== Exercise instructions ==
Give every line from the entries that contains "annotation".

== Data in this exercise ==
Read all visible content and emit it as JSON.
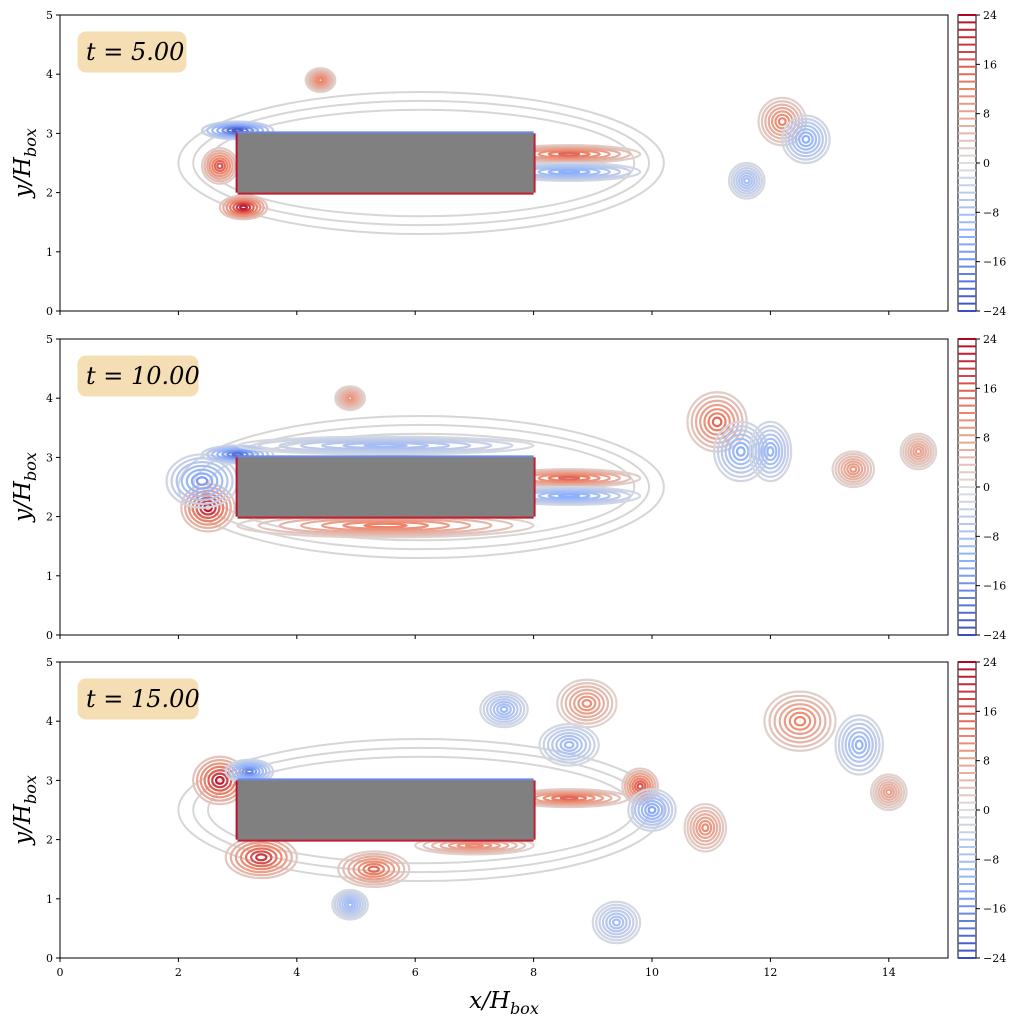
{
  "chart_data": [
    {
      "type": "contour",
      "annotation": "t = 5.00",
      "ylabel": "y/H",
      "ylabel_sub": "box",
      "xlim": [
        0,
        15
      ],
      "ylim": [
        0,
        5
      ],
      "y_ticks": [
        "0",
        "1",
        "2",
        "3",
        "4",
        "5"
      ],
      "x_ticks_labeled": false,
      "obstacle": {
        "x": [
          3,
          8
        ],
        "y": [
          2,
          3
        ],
        "color": "#808080"
      },
      "colorbar": {
        "ticks": [
          "24",
          "16",
          "8",
          "0",
          "−8",
          "−16",
          "−24"
        ],
        "range": [
          -24,
          24
        ],
        "colormap": "coolwarm"
      },
      "vortices": [
        {
          "x": 3.0,
          "y": 3.05,
          "sign": -1,
          "strength": 0.9,
          "rx": 0.6,
          "ry": 0.15
        },
        {
          "x": 2.7,
          "y": 2.45,
          "sign": 1,
          "strength": 0.7,
          "rx": 0.3,
          "ry": 0.3
        },
        {
          "x": 3.1,
          "y": 1.75,
          "sign": 1,
          "strength": 0.9,
          "rx": 0.4,
          "ry": 0.2
        },
        {
          "x": 4.4,
          "y": 3.9,
          "sign": 1,
          "strength": 0.5,
          "rx": 0.25,
          "ry": 0.2
        },
        {
          "x": 8.6,
          "y": 2.65,
          "sign": 1,
          "strength": 0.6,
          "rx": 1.2,
          "ry": 0.15
        },
        {
          "x": 8.6,
          "y": 2.35,
          "sign": -1,
          "strength": 0.5,
          "rx": 1.2,
          "ry": 0.15
        },
        {
          "x": 12.2,
          "y": 3.2,
          "sign": 1,
          "strength": 0.5,
          "rx": 0.4,
          "ry": 0.4
        },
        {
          "x": 12.6,
          "y": 2.9,
          "sign": -1,
          "strength": 0.5,
          "rx": 0.4,
          "ry": 0.4
        },
        {
          "x": 11.6,
          "y": 2.2,
          "sign": -1,
          "strength": 0.35,
          "rx": 0.3,
          "ry": 0.3
        }
      ]
    },
    {
      "type": "contour",
      "annotation": "t = 10.00",
      "ylabel": "y/H",
      "ylabel_sub": "box",
      "xlim": [
        0,
        15
      ],
      "ylim": [
        0,
        5
      ],
      "y_ticks": [
        "0",
        "1",
        "2",
        "3",
        "4",
        "5"
      ],
      "x_ticks_labeled": false,
      "obstacle": {
        "x": [
          3,
          8
        ],
        "y": [
          2,
          3
        ],
        "color": "#808080"
      },
      "colorbar": {
        "ticks": [
          "24",
          "16",
          "8",
          "0",
          "−8",
          "−16",
          "−24"
        ],
        "range": [
          -24,
          24
        ],
        "colormap": "coolwarm"
      },
      "vortices": [
        {
          "x": 2.5,
          "y": 2.15,
          "sign": 1,
          "strength": 0.9,
          "rx": 0.45,
          "ry": 0.4
        },
        {
          "x": 2.4,
          "y": 2.6,
          "sign": -1,
          "strength": 0.6,
          "rx": 0.6,
          "ry": 0.45
        },
        {
          "x": 3.0,
          "y": 3.05,
          "sign": -1,
          "strength": 0.8,
          "rx": 0.6,
          "ry": 0.15
        },
        {
          "x": 5.5,
          "y": 1.85,
          "sign": 1,
          "strength": 0.5,
          "rx": 2.5,
          "ry": 0.2
        },
        {
          "x": 5.5,
          "y": 3.2,
          "sign": -1,
          "strength": 0.35,
          "rx": 2.5,
          "ry": 0.15
        },
        {
          "x": 8.6,
          "y": 2.65,
          "sign": 1,
          "strength": 0.6,
          "rx": 1.2,
          "ry": 0.15
        },
        {
          "x": 8.6,
          "y": 2.35,
          "sign": -1,
          "strength": 0.5,
          "rx": 1.2,
          "ry": 0.15
        },
        {
          "x": 11.1,
          "y": 3.6,
          "sign": 1,
          "strength": 0.6,
          "rx": 0.5,
          "ry": 0.5
        },
        {
          "x": 11.5,
          "y": 3.1,
          "sign": -1,
          "strength": 0.5,
          "rx": 0.45,
          "ry": 0.5
        },
        {
          "x": 12.0,
          "y": 3.1,
          "sign": -1,
          "strength": 0.45,
          "rx": 0.35,
          "ry": 0.5
        },
        {
          "x": 13.4,
          "y": 2.8,
          "sign": 1,
          "strength": 0.4,
          "rx": 0.35,
          "ry": 0.3
        },
        {
          "x": 14.5,
          "y": 3.1,
          "sign": 1,
          "strength": 0.35,
          "rx": 0.3,
          "ry": 0.3
        },
        {
          "x": 4.9,
          "y": 4.0,
          "sign": 1,
          "strength": 0.4,
          "rx": 0.25,
          "ry": 0.2
        }
      ]
    },
    {
      "type": "contour",
      "annotation": "t = 15.00",
      "ylabel": "y/H",
      "ylabel_sub": "box",
      "xlabel": "x/H",
      "xlabel_sub": "box",
      "xlim": [
        0,
        15
      ],
      "ylim": [
        0,
        5
      ],
      "y_ticks": [
        "0",
        "1",
        "2",
        "3",
        "4",
        "5"
      ],
      "x_ticks": [
        "0",
        "2",
        "4",
        "6",
        "8",
        "10",
        "12",
        "14"
      ],
      "x_ticks_labeled": true,
      "obstacle": {
        "x": [
          3,
          8
        ],
        "y": [
          2,
          3
        ],
        "color": "#808080"
      },
      "colorbar": {
        "ticks": [
          "24",
          "16",
          "8",
          "0",
          "−8",
          "−16",
          "−24"
        ],
        "range": [
          -24,
          24
        ],
        "colormap": "coolwarm"
      },
      "vortices": [
        {
          "x": 2.7,
          "y": 3.0,
          "sign": 1,
          "strength": 0.9,
          "rx": 0.45,
          "ry": 0.4
        },
        {
          "x": 3.2,
          "y": 3.15,
          "sign": -1,
          "strength": 0.7,
          "rx": 0.4,
          "ry": 0.2
        },
        {
          "x": 3.4,
          "y": 1.7,
          "sign": 1,
          "strength": 0.8,
          "rx": 0.6,
          "ry": 0.35
        },
        {
          "x": 5.3,
          "y": 1.5,
          "sign": 1,
          "strength": 0.6,
          "rx": 0.6,
          "ry": 0.3
        },
        {
          "x": 4.9,
          "y": 0.9,
          "sign": -1,
          "strength": 0.4,
          "rx": 0.3,
          "ry": 0.25
        },
        {
          "x": 7.0,
          "y": 1.9,
          "sign": 1,
          "strength": 0.45,
          "rx": 1.0,
          "ry": 0.15
        },
        {
          "x": 8.6,
          "y": 2.7,
          "sign": 1,
          "strength": 0.6,
          "rx": 1.0,
          "ry": 0.15
        },
        {
          "x": 9.8,
          "y": 2.9,
          "sign": 1,
          "strength": 0.7,
          "rx": 0.3,
          "ry": 0.3
        },
        {
          "x": 10.0,
          "y": 2.5,
          "sign": -1,
          "strength": 0.55,
          "rx": 0.4,
          "ry": 0.35
        },
        {
          "x": 10.9,
          "y": 2.2,
          "sign": 1,
          "strength": 0.45,
          "rx": 0.35,
          "ry": 0.4
        },
        {
          "x": 8.9,
          "y": 4.3,
          "sign": 1,
          "strength": 0.45,
          "rx": 0.5,
          "ry": 0.4
        },
        {
          "x": 8.6,
          "y": 3.6,
          "sign": -1,
          "strength": 0.4,
          "rx": 0.5,
          "ry": 0.35
        },
        {
          "x": 7.5,
          "y": 4.2,
          "sign": -1,
          "strength": 0.4,
          "rx": 0.4,
          "ry": 0.3
        },
        {
          "x": 12.5,
          "y": 4.0,
          "sign": 1,
          "strength": 0.5,
          "rx": 0.6,
          "ry": 0.5
        },
        {
          "x": 13.5,
          "y": 3.6,
          "sign": -1,
          "strength": 0.45,
          "rx": 0.4,
          "ry": 0.5
        },
        {
          "x": 14.0,
          "y": 2.8,
          "sign": 1,
          "strength": 0.35,
          "rx": 0.3,
          "ry": 0.3
        },
        {
          "x": 9.4,
          "y": 0.6,
          "sign": -1,
          "strength": 0.35,
          "rx": 0.4,
          "ry": 0.35
        }
      ]
    }
  ]
}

== Expected output ==
      "annotation": "t = 5.00",
      "annotation": "t = 10.00",
      "annotation": "t = 15.00",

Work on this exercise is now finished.